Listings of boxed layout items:
____________

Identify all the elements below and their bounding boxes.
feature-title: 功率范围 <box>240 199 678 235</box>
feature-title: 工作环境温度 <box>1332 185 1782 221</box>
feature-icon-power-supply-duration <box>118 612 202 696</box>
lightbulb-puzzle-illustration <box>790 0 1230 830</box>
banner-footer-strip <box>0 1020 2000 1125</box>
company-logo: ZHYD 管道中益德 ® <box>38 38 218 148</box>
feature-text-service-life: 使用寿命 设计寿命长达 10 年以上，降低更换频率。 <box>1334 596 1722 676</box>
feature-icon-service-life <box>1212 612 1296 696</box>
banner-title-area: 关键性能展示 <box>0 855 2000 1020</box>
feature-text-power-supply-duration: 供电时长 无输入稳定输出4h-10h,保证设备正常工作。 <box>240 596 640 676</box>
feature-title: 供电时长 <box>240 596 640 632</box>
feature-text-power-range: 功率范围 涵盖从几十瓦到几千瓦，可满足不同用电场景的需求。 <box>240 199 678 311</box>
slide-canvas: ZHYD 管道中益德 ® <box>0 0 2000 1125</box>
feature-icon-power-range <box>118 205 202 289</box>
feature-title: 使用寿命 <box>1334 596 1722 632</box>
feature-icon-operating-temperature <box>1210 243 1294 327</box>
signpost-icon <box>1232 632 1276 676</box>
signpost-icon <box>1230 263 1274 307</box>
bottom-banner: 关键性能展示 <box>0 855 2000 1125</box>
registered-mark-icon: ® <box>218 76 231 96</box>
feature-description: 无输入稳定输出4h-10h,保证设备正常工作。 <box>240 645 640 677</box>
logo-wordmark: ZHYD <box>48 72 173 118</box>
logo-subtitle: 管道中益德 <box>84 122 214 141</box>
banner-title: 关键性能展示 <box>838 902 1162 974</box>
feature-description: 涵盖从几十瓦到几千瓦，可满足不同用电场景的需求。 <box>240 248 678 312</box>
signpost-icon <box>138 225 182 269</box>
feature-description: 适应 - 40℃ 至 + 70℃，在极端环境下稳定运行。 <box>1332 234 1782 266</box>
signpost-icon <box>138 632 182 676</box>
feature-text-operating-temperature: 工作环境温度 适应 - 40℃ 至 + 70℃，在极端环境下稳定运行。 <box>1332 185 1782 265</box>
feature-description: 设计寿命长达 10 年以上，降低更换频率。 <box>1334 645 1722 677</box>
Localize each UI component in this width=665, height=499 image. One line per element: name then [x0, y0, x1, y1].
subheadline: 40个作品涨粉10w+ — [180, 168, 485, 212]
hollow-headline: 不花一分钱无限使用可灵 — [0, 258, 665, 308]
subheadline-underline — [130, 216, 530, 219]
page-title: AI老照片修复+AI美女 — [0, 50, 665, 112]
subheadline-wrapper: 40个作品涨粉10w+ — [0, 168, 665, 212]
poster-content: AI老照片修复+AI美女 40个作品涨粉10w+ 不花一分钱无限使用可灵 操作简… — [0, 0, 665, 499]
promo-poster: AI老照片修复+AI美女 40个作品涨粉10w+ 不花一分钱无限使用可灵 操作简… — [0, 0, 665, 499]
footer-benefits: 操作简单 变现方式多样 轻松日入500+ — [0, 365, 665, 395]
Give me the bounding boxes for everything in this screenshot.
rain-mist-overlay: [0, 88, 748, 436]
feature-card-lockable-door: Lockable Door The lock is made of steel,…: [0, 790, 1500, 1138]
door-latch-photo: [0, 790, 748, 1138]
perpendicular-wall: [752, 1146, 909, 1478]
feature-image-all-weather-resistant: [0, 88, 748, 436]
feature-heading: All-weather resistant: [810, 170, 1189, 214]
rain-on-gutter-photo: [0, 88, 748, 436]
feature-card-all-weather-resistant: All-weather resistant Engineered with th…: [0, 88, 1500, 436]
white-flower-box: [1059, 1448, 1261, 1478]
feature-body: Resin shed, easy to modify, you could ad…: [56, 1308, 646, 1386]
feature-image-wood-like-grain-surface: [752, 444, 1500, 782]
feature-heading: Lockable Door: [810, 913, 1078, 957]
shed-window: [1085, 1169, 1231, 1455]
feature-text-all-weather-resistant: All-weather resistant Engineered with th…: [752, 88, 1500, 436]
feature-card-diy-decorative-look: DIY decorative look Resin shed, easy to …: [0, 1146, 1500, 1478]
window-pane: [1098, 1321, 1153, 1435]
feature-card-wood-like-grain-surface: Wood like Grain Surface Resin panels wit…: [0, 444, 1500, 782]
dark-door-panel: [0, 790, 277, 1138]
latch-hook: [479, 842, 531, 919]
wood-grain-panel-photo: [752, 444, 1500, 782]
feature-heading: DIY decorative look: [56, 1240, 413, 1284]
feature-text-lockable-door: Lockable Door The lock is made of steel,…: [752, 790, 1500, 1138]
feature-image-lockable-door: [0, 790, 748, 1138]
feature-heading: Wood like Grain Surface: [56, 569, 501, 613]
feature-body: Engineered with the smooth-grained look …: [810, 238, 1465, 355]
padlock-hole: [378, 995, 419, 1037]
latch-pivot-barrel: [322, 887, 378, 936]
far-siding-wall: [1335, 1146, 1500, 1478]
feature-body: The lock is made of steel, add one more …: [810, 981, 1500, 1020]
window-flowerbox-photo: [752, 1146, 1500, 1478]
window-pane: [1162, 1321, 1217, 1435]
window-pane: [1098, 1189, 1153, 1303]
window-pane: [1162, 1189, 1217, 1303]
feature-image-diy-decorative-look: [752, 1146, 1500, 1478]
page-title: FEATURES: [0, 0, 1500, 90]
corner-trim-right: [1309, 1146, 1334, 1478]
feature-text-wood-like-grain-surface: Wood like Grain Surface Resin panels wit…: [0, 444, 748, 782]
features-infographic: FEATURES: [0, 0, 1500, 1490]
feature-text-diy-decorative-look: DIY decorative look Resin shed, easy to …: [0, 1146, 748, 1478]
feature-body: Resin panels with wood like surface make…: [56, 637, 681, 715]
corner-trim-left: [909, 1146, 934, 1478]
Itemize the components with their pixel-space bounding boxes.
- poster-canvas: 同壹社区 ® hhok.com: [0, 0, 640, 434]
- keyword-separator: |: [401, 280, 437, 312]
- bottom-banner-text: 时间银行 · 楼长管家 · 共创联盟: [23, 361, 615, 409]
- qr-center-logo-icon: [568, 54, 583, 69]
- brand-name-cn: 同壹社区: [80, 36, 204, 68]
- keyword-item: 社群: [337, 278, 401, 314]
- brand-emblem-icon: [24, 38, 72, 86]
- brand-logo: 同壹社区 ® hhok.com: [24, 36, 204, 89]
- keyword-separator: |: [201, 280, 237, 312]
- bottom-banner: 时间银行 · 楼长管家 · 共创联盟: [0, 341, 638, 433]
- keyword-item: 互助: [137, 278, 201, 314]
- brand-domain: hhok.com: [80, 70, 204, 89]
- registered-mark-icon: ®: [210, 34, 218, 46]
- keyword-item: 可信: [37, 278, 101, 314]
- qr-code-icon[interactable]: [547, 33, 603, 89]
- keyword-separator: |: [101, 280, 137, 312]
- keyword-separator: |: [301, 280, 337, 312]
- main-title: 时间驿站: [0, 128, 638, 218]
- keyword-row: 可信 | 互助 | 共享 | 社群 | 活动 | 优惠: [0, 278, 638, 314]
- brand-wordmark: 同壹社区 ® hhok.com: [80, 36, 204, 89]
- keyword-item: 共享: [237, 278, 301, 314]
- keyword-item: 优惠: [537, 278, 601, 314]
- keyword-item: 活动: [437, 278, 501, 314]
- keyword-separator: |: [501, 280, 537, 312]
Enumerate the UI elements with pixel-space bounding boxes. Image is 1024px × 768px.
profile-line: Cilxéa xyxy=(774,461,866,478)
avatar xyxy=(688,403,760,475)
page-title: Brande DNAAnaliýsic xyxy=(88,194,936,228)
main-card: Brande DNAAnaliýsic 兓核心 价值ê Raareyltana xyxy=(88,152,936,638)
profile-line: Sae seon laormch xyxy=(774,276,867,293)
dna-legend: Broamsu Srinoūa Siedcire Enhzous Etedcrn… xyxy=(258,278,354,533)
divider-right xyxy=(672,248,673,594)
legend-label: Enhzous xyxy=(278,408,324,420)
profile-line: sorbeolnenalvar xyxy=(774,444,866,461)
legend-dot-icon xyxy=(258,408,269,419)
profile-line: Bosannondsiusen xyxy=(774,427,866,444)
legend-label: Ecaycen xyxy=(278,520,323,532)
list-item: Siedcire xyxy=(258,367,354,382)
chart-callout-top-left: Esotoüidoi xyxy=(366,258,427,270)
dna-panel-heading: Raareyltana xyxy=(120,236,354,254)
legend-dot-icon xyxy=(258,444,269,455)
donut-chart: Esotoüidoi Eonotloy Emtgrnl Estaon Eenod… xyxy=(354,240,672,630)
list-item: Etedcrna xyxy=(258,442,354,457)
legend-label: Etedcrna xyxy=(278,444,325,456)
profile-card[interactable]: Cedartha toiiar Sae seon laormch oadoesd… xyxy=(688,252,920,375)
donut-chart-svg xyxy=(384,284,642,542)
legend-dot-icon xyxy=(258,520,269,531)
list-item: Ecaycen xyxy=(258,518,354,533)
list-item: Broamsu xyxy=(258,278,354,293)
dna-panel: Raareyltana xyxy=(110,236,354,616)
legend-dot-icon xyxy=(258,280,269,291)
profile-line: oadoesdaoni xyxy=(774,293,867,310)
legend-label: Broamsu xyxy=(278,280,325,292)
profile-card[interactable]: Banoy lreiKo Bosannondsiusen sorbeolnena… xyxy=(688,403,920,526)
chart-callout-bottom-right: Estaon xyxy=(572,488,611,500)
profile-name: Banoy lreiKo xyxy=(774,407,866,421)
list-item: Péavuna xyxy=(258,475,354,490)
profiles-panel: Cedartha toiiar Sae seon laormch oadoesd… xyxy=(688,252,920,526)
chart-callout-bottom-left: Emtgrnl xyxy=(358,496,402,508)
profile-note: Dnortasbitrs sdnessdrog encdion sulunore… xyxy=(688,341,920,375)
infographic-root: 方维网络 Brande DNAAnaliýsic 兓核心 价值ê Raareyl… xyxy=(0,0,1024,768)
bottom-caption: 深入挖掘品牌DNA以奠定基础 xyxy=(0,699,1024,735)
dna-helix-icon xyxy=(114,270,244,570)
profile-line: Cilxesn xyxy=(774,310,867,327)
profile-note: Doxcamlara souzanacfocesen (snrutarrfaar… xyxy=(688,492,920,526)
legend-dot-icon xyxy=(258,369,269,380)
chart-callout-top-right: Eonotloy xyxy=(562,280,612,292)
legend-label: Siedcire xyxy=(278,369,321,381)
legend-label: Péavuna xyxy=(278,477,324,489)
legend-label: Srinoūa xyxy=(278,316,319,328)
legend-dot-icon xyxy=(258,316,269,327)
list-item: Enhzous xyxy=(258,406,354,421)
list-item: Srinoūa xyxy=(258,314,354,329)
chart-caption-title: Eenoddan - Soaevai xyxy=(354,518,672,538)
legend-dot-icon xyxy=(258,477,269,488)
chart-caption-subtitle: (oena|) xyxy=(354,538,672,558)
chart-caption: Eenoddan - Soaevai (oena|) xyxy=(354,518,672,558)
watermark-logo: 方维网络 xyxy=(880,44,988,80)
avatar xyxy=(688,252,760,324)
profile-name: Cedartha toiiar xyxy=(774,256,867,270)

____________

* **Short task**
Starting at the top of the data and going on through the line with "banner-footer-strip <box>0 1020", change "feature-title" to "feature-heading" and write out those lines again, keeping everything else the same.

* **Solved problem**
Identify all the elements below and their bounding boxes.
feature-heading: 功率范围 <box>240 199 678 235</box>
feature-heading: 工作环境温度 <box>1332 185 1782 221</box>
feature-icon-power-supply-duration <box>118 612 202 696</box>
lightbulb-puzzle-illustration <box>790 0 1230 830</box>
banner-footer-strip <box>0 1020 2000 1125</box>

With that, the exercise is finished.